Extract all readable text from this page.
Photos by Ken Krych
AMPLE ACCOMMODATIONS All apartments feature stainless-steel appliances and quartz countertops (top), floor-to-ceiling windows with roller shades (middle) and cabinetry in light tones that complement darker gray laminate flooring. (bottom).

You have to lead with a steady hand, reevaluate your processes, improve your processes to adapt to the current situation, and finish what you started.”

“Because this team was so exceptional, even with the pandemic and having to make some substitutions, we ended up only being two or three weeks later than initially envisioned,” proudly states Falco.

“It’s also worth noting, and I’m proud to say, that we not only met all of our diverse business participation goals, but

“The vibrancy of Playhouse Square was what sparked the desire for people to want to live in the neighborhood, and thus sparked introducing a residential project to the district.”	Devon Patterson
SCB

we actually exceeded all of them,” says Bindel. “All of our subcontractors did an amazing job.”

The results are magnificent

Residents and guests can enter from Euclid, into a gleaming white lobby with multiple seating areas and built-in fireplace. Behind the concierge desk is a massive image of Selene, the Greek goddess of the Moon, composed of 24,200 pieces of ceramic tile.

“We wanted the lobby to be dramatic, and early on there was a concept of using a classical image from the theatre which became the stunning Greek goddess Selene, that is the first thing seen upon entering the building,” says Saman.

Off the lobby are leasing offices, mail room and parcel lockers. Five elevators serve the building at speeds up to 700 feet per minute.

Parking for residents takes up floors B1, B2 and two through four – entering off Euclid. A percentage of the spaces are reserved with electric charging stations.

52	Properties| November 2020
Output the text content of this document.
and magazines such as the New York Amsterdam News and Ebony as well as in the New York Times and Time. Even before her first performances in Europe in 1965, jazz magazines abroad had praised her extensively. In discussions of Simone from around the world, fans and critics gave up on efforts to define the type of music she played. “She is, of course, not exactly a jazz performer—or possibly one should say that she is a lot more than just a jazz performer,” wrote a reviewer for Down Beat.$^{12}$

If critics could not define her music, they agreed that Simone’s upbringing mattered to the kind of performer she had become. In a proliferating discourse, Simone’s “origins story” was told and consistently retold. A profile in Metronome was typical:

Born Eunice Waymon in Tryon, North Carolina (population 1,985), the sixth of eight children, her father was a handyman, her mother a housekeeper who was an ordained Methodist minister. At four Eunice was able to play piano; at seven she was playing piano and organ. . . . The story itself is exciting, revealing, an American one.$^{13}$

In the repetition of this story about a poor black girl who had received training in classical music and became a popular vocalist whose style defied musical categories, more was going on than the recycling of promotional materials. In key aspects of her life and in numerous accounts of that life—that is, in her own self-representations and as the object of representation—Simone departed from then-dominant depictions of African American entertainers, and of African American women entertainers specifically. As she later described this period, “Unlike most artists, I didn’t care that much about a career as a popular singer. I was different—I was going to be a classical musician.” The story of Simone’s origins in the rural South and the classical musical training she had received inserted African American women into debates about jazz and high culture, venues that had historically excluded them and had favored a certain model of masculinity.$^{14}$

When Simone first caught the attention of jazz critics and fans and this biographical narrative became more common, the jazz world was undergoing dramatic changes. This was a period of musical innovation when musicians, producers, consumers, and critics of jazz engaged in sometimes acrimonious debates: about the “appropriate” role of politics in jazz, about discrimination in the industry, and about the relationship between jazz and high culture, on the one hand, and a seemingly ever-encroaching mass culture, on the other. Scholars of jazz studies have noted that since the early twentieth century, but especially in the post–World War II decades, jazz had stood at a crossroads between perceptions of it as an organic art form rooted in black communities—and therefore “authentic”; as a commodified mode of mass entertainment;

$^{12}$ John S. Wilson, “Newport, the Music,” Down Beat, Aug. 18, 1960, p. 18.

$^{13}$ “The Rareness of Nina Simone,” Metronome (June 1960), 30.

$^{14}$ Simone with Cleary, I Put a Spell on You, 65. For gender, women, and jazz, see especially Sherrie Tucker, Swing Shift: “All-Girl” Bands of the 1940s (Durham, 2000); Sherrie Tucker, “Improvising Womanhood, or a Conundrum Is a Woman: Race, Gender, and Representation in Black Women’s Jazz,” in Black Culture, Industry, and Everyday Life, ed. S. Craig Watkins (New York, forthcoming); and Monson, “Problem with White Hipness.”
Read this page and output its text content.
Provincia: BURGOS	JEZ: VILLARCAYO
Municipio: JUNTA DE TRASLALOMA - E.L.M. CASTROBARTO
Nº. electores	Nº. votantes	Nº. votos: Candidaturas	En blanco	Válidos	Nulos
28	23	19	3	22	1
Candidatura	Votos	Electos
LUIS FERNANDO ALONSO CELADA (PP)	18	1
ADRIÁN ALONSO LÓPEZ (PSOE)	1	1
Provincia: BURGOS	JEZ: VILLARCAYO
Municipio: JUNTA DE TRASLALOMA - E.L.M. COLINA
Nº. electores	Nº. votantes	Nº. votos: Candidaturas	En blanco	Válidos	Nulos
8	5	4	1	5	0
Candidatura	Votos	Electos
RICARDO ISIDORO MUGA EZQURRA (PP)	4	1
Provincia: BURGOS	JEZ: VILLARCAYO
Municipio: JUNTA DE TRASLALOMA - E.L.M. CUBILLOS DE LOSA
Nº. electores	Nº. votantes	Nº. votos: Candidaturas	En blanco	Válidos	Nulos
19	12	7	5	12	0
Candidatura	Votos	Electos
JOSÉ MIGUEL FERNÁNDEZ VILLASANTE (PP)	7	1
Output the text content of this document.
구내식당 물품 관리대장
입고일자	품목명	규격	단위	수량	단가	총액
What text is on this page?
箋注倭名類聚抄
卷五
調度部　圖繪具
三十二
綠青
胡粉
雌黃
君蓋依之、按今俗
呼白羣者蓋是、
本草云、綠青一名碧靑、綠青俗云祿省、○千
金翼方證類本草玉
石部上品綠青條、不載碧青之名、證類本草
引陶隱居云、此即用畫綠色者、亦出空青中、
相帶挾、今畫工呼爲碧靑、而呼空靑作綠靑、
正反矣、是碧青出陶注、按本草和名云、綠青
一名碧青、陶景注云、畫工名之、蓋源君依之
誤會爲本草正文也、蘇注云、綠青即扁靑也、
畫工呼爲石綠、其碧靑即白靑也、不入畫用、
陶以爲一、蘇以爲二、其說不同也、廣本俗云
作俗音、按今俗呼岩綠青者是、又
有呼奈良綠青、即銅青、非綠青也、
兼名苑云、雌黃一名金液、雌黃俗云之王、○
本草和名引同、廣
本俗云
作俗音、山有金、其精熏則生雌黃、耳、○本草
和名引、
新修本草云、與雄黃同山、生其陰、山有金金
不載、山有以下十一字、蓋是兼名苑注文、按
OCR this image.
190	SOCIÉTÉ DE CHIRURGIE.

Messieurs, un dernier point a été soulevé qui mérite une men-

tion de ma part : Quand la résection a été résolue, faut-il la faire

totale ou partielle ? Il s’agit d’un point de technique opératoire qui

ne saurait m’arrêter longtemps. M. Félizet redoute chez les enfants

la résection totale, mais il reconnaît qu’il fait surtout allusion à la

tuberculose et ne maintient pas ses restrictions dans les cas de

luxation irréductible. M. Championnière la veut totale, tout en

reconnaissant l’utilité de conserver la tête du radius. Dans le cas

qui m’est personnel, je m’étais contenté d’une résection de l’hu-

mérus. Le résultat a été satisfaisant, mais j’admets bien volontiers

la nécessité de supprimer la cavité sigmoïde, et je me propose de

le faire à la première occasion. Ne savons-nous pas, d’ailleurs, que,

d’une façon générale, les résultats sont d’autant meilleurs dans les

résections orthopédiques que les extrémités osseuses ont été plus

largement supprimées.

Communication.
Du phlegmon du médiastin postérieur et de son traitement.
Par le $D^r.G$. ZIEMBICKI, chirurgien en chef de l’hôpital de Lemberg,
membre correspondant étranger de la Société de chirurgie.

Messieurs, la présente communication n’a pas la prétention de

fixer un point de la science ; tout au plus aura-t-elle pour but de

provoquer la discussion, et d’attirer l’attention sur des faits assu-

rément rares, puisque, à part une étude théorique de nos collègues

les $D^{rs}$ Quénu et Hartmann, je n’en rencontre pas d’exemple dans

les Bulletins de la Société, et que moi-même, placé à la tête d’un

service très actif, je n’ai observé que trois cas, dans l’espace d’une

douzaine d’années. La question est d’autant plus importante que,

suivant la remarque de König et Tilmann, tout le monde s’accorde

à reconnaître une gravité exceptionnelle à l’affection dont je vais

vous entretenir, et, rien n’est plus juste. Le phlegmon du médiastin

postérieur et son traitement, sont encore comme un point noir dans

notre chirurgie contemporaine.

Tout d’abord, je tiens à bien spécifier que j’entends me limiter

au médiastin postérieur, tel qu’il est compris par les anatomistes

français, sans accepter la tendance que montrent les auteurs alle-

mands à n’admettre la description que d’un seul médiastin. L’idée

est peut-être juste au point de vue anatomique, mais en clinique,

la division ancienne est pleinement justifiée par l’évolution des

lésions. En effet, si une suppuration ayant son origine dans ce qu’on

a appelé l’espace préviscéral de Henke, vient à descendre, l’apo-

■ EXERCISE DIRECTIONS
Identify and copy all lines with the word "totale".

■ FINISHED ANSWER
totale ou partielle ? Il s’agit d’un point de technique opératoire qui
la résection totale, mais il reconnaît qu’il fait surtout allusion à la
luxation irréductible. M. Championnière la veut totale, tout en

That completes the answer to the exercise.